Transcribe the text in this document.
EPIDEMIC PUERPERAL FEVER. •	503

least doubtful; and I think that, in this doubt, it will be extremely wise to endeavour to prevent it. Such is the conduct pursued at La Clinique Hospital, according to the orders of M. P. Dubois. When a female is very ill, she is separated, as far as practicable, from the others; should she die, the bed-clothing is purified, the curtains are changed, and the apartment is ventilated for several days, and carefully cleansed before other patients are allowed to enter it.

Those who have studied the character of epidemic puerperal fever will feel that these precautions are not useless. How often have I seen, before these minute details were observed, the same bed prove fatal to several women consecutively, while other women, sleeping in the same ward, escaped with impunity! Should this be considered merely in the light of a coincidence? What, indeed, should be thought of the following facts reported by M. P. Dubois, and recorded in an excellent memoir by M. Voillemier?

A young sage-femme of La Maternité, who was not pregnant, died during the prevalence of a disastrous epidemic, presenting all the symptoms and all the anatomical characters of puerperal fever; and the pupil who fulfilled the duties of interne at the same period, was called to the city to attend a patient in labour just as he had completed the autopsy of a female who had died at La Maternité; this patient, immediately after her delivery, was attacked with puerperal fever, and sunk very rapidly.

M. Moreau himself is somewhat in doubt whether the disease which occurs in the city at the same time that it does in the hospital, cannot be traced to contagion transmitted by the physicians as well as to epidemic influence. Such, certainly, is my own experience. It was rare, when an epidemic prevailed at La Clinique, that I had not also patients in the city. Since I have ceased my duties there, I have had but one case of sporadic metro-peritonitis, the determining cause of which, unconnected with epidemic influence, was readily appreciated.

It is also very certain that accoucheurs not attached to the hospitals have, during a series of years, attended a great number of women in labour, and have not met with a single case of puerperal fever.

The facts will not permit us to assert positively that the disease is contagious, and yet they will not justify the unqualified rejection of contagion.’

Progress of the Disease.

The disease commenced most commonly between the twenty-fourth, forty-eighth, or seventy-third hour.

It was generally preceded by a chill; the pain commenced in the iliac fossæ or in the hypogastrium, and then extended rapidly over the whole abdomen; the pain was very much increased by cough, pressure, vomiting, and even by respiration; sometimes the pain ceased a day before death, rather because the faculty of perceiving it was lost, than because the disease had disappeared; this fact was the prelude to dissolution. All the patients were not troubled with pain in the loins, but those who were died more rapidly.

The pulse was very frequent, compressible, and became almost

» **WHAT YOU WILL DO**:
Return every entry verbatim.

» **WRITTEN RESPONSE**:
Transcribe the text in this document.
EPIDEMIC PUERPERAL FEVER. •	503

least doubtful; and I think that, in this doubt, it will be extremely wise to endeavour to prevent it. Such is the conduct pursued at La Clinique Hospital, according to the orders of M. P. Dubois. When a female is very ill, she is separated, as far as practicable, from the others; should she die, the bed-clothing is purified, the curtains are changed, and the apartment is ventilated for several days, and carefully cleansed before other patients are allowed to enter it.

Those who have studied the character of epidemic puerperal fever will feel that these precautions are not useless. How often have I seen, before these minute details were observed, the same bed prove fatal to several women consecutively, while other women, sleeping in the same ward, escaped with impunity! Should this be considered merely in the light of a coincidence? What, indeed, should be thought of the following facts reported by M. P. Dubois, and recorded in an excellent memoir by M. Voillemier?

A young sage-femme of La Maternité, who was not pregnant, died during the prevalence of a disastrous epidemic, presenting all the symptoms and all the anatomical characters of puerperal fever; and the pupil who fulfilled the duties of interne at the same period, was called to the city to attend a patient in labour just as he had completed the autopsy of a female who had died at La Maternité; this patient, immediately after her delivery, was attacked with puerperal fever, and sunk very rapidly.

M. Moreau himself is somewhat in doubt whether the disease which occurs in the city at the same time that it does in the hospital, cannot be traced to contagion transmitted by the physicians as well as to epidemic influence. Such, certainly, is my own experience. It was rare, when an epidemic prevailed at La Clinique, that I had not also patients in the city. Since I have ceased my duties there, I have had but one case of sporadic metro-peritonitis, the determining cause of which, unconnected with epidemic influence, was readily appreciated.

It is also very certain that accoucheurs not attached to the hospitals have, during a series of years, attended a great number of women in labour, and have not met with a single case of puerperal fever.

The facts will not permit us to assert positively that the disease is contagious, and yet they will not justify the unqualified rejection of contagion.’

Progress of the Disease.

The disease commenced most commonly between the twenty-fourth, forty-eighth, or seventy-third hour.

It was generally preceded by a chill; the pain commenced in the iliac fossæ or in the hypogastrium, and then extended rapidly over the whole abdomen; the pain was very much increased by cough, pressure, vomiting, and even by respiration; sometimes the pain ceased a day before death, rather because the faculty of perceiving it was lost, than because the disease had disappeared; this fact was the prelude to dissolution. All the patients were not troubled with pain in the loins, but those who were died more rapidly.

The pulse was very frequent, compressible, and became almost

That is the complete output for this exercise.